Input material ->
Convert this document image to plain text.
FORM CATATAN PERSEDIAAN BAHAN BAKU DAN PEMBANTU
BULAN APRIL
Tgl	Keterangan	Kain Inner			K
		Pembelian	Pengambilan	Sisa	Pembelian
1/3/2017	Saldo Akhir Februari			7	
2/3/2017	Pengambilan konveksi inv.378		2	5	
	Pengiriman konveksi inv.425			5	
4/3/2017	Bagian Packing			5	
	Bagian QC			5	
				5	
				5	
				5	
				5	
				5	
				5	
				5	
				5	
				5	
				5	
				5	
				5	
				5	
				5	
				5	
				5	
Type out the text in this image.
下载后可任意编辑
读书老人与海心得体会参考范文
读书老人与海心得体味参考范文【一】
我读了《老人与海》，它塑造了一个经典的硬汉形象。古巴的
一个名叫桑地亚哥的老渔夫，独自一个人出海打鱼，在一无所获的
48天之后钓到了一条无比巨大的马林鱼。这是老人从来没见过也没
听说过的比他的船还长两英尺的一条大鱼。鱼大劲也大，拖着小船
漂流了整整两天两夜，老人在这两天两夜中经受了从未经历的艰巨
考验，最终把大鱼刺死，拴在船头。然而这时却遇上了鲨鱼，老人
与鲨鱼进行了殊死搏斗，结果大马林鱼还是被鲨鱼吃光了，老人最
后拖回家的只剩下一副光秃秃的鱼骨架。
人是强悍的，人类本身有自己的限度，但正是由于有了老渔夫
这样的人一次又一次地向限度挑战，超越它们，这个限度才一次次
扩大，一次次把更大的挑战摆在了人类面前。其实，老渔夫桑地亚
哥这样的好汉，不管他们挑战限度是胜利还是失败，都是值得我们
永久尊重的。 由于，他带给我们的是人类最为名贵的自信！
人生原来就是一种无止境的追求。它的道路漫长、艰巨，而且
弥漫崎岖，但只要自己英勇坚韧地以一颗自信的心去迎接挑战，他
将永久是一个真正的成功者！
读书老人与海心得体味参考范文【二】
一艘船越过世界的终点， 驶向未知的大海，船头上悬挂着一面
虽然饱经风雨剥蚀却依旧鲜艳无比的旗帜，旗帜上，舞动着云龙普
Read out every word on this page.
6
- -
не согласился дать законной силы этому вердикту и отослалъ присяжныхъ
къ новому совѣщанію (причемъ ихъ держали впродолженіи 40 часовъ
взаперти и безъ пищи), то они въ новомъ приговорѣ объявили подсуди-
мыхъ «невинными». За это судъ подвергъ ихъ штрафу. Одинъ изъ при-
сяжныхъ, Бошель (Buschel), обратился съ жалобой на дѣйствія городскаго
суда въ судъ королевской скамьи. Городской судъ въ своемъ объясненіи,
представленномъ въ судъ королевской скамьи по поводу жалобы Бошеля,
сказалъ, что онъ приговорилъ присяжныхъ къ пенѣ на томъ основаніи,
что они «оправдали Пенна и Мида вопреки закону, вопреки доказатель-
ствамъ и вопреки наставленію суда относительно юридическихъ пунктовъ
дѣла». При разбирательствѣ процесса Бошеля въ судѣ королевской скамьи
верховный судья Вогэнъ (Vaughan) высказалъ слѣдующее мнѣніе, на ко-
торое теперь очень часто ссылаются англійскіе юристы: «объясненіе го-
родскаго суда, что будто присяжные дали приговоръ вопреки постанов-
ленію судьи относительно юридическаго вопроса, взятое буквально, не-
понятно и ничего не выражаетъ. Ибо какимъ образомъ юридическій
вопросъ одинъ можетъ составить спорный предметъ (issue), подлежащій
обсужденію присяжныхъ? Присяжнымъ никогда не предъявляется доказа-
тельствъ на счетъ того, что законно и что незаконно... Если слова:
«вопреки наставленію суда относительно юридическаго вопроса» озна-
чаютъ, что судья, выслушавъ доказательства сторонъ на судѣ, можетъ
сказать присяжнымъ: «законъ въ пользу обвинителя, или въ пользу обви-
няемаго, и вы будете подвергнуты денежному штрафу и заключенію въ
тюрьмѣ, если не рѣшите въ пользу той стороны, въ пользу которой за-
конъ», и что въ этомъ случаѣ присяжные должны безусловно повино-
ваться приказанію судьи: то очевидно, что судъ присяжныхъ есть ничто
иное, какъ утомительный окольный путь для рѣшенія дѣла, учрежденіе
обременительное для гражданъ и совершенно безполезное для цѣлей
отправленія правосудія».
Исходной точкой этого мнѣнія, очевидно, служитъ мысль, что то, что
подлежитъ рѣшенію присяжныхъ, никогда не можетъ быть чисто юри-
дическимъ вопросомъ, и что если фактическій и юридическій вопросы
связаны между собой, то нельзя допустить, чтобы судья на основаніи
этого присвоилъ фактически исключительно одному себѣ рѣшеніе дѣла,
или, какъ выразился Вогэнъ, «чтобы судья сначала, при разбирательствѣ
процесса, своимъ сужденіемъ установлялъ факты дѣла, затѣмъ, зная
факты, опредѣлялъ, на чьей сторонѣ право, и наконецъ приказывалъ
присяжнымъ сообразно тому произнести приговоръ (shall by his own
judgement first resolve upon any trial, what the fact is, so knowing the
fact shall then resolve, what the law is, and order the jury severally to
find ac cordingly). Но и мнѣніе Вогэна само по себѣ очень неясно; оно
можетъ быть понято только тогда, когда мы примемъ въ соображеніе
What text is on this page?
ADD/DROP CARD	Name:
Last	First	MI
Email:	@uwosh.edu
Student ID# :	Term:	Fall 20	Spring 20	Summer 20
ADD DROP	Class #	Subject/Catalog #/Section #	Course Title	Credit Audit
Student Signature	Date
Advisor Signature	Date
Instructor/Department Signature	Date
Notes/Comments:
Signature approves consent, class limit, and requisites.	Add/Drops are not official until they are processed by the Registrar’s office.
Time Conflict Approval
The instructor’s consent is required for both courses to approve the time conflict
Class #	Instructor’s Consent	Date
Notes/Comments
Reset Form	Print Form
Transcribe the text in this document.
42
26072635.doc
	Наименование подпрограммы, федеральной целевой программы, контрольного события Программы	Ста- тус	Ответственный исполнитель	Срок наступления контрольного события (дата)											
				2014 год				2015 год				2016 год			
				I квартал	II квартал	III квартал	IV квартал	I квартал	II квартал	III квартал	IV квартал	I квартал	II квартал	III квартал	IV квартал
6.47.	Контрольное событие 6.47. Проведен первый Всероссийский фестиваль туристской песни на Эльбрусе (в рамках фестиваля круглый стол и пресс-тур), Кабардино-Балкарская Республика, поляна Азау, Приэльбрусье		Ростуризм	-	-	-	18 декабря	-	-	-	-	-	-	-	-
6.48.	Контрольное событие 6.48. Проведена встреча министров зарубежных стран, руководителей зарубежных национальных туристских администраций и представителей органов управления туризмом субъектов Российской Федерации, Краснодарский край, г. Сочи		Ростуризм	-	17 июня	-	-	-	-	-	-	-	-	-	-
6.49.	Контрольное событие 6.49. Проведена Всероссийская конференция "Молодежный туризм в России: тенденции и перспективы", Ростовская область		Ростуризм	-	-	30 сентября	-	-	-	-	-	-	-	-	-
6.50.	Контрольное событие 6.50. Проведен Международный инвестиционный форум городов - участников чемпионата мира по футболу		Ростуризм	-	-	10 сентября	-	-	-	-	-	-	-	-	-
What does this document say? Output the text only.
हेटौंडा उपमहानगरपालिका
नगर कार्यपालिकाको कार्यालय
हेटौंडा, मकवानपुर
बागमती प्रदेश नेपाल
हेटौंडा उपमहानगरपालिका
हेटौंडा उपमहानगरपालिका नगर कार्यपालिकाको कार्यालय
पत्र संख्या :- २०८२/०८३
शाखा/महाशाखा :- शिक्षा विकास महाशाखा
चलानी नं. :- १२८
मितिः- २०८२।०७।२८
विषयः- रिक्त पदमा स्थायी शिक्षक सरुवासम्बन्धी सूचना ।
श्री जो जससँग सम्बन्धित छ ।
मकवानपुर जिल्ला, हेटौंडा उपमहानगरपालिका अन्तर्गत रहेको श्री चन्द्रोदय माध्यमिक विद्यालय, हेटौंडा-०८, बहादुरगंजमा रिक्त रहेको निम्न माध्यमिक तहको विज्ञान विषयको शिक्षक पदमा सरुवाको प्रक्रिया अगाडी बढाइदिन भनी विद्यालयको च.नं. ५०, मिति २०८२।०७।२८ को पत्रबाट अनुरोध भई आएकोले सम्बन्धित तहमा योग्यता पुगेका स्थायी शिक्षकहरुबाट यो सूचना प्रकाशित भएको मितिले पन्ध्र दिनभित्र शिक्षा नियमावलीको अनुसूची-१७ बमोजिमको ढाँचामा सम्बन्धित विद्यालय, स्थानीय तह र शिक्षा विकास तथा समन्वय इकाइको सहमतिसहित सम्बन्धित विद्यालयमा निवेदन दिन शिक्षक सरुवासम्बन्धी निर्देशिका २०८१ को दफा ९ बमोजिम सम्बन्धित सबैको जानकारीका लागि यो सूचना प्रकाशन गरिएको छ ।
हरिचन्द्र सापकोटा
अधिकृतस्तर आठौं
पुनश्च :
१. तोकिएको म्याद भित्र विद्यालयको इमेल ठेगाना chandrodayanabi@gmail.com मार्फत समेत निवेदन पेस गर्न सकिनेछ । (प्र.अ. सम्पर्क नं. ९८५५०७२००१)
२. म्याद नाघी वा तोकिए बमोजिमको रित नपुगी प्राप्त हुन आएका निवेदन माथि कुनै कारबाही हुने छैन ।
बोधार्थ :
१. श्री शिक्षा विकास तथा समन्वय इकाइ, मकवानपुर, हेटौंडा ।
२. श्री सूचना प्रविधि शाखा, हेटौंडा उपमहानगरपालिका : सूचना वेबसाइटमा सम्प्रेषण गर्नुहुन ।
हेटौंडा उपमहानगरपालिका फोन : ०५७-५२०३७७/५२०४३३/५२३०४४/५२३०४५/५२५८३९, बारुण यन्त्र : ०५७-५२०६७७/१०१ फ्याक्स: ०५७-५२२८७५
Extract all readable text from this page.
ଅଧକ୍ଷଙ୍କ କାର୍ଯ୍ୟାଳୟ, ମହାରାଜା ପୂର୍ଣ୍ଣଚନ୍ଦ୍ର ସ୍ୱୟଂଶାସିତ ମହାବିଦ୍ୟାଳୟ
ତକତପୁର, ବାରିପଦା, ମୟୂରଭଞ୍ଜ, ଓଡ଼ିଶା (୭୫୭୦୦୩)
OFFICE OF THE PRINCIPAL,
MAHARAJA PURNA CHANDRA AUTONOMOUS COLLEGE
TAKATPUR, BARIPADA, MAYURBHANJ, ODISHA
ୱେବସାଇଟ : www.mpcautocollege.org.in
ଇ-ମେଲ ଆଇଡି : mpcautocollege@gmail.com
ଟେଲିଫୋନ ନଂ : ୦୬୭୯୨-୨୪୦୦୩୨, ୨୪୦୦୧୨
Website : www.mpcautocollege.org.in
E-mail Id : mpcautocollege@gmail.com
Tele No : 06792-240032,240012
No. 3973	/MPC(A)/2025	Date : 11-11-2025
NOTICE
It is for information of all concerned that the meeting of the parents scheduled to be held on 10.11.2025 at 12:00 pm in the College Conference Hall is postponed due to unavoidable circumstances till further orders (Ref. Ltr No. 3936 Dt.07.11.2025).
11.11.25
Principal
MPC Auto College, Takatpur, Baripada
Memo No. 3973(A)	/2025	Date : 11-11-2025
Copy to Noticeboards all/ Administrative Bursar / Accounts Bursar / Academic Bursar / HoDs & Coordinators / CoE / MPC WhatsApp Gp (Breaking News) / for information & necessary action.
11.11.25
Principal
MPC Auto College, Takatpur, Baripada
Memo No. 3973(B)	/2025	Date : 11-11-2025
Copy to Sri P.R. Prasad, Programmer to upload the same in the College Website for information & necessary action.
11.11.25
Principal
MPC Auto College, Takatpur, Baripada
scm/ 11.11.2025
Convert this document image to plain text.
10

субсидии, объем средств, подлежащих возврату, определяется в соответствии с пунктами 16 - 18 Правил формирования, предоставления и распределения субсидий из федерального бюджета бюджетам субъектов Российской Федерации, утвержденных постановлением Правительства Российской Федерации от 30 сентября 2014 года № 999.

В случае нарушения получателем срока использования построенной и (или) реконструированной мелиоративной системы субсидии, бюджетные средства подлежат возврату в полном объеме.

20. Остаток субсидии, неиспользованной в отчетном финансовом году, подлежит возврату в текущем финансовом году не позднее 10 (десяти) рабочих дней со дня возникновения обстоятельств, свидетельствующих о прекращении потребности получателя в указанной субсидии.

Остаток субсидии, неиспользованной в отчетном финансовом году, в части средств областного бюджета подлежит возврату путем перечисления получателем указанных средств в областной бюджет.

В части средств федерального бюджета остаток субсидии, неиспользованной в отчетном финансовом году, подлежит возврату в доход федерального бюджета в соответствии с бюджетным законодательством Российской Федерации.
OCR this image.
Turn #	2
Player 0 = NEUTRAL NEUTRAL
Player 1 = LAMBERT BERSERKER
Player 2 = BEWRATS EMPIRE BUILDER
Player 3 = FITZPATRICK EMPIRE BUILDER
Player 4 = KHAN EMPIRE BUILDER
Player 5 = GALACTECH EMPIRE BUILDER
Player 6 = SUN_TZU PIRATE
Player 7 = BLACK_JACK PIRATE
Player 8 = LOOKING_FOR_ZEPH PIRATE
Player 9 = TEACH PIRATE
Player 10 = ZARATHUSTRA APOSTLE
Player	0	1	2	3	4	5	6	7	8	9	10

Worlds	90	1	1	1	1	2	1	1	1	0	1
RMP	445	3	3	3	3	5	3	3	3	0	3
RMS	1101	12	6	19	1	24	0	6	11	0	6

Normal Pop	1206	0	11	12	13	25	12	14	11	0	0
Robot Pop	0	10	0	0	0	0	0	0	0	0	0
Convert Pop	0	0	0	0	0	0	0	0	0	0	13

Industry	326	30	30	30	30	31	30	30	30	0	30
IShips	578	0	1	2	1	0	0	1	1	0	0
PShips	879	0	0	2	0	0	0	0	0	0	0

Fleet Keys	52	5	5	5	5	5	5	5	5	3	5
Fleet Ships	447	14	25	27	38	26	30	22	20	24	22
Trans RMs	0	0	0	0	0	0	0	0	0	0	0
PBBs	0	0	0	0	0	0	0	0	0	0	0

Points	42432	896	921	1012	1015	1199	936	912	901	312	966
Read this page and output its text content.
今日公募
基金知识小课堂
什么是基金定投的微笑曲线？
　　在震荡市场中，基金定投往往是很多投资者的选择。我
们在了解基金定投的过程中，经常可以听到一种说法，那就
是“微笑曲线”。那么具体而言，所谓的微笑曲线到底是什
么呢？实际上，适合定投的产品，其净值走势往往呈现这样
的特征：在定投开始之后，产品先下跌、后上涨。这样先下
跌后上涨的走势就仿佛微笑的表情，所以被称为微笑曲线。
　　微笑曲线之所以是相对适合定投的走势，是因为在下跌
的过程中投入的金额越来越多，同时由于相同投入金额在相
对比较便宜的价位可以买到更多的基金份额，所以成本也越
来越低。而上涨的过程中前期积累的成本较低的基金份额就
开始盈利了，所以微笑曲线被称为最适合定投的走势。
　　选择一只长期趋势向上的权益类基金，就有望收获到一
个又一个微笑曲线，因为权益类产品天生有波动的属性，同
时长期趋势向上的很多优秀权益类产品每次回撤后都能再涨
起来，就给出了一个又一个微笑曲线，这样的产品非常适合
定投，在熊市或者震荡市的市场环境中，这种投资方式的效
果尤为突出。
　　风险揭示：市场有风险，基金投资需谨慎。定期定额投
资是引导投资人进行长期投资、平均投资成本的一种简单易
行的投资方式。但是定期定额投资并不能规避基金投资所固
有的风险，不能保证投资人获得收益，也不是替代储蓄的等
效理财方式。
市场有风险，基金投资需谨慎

What this task involves -> Copy each line in the data that holds the word "Проведена".

Output for this task ->
6.48.	Контрольное событие 6.48. Проведена встреча министров зарубежных стран, руководителей зарубежных национальных туристских администраций и представителей органов управления туризмом субъектов Российской Федерации, Краснодарский край, г. Сочи		Ростуризм	-	17 июня	-	-	-	-	-	-	-	-	-	-
6.49.	Контрольное событие 6.49. Проведена Всероссийская конференция "Молодежный туризм в России: тенденции и перспективы", Ростовская область		Ростуризм	-	-	30 сентября	-	-	-	-	-	-	-	-	-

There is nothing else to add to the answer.